STATED EXERCISE: All the records that follow need to be reproduced exactly. Omit the images.

Extracted data entries:
================================

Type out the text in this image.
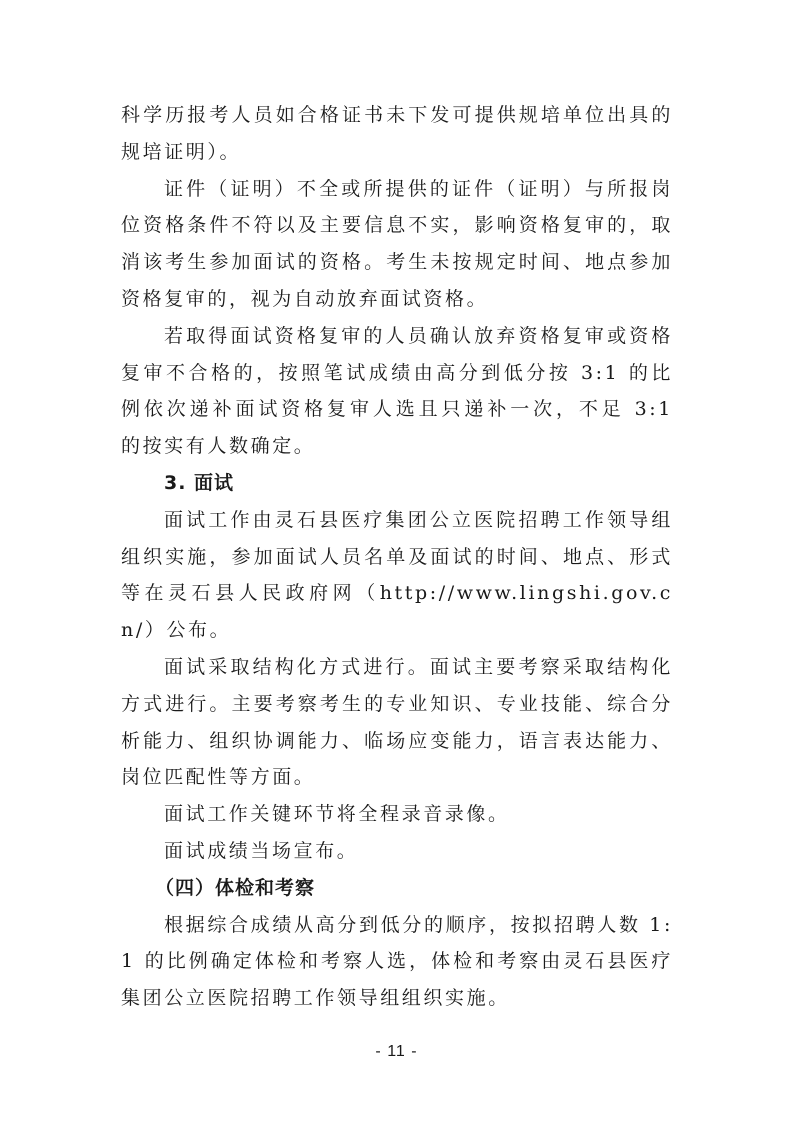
科学历报考人员如合格证书未下发可提供规培单位出具的规培证明）。

证件（证明）不全或所提供的证件（证明）与所报岗位资格条件不符以及主要信息不实，影响资格复审的，取消该考生参加面试的资格。考生未按规定时间、地点参加资格复审的，视为自动放弃面试资格。

若取得面试资格复审的人员确认放弃资格复审或资格复审不合格的，按照笔试成绩由高分到低分按 3:1 的比例依次递补面试资格复审人选且只递补一次，不足 3:1 的按实有人数确定。

3. 面试

面试工作由灵石县医疗集团公立医院招聘工作领导组组织实施，参加面试人员名单及面试的时间、地点、形式等在灵石县人民政府网（http://www.lingshi.gov.cn/）公布。

面试采取结构化方式进行。面试主要考察采取结构化方式进行。主要考察考生的专业知识、专业技能、综合分析能力、组织协调能力、临场应变能力，语言表达能力、岗位匹配性等方面。

面试工作关键环节将全程录音录像。

面试成绩当场宣布。

（四）体检和考察

根据综合成绩从高分到低分的顺序，按拟招聘人数 1:1 的比例确定体检和考察人选，体检和考察由灵石县医疗集团公立医院招聘工作领导组组织实施。

- 11 -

================================

ANSWER TO THE PROBLEM:
Type out the text in this image.
科学历报考人员如合格证书未下发可提供规培单位出具的规培证明）。

证件（证明）不全或所提供的证件（证明）与所报岗位资格条件不符以及主要信息不实，影响资格复审的，取消该考生参加面试的资格。考生未按规定时间、地点参加资格复审的，视为自动放弃面试资格。

若取得面试资格复审的人员确认放弃资格复审或资格复审不合格的，按照笔试成绩由高分到低分按 3:1 的比例依次递补面试资格复审人选且只递补一次，不足 3:1 的按实有人数确定。

3. 面试

面试工作由灵石县医疗集团公立医院招聘工作领导组组织实施，参加面试人员名单及面试的时间、地点、形式等在灵石县人民政府网（http://www.lingshi.gov.cn/）公布。

面试采取结构化方式进行。面试主要考察采取结构化方式进行。主要考察考生的专业知识、专业技能、综合分析能力、组织协调能力、临场应变能力，语言表达能力、岗位匹配性等方面。

面试工作关键环节将全程录音录像。

面试成绩当场宣布。

（四）体检和考察

根据综合成绩从高分到低分的顺序，按拟招聘人数 1:1 的比例确定体检和考察人选，体检和考察由灵石县医疗集团公立医院招聘工作领导组组织实施。

- 11 -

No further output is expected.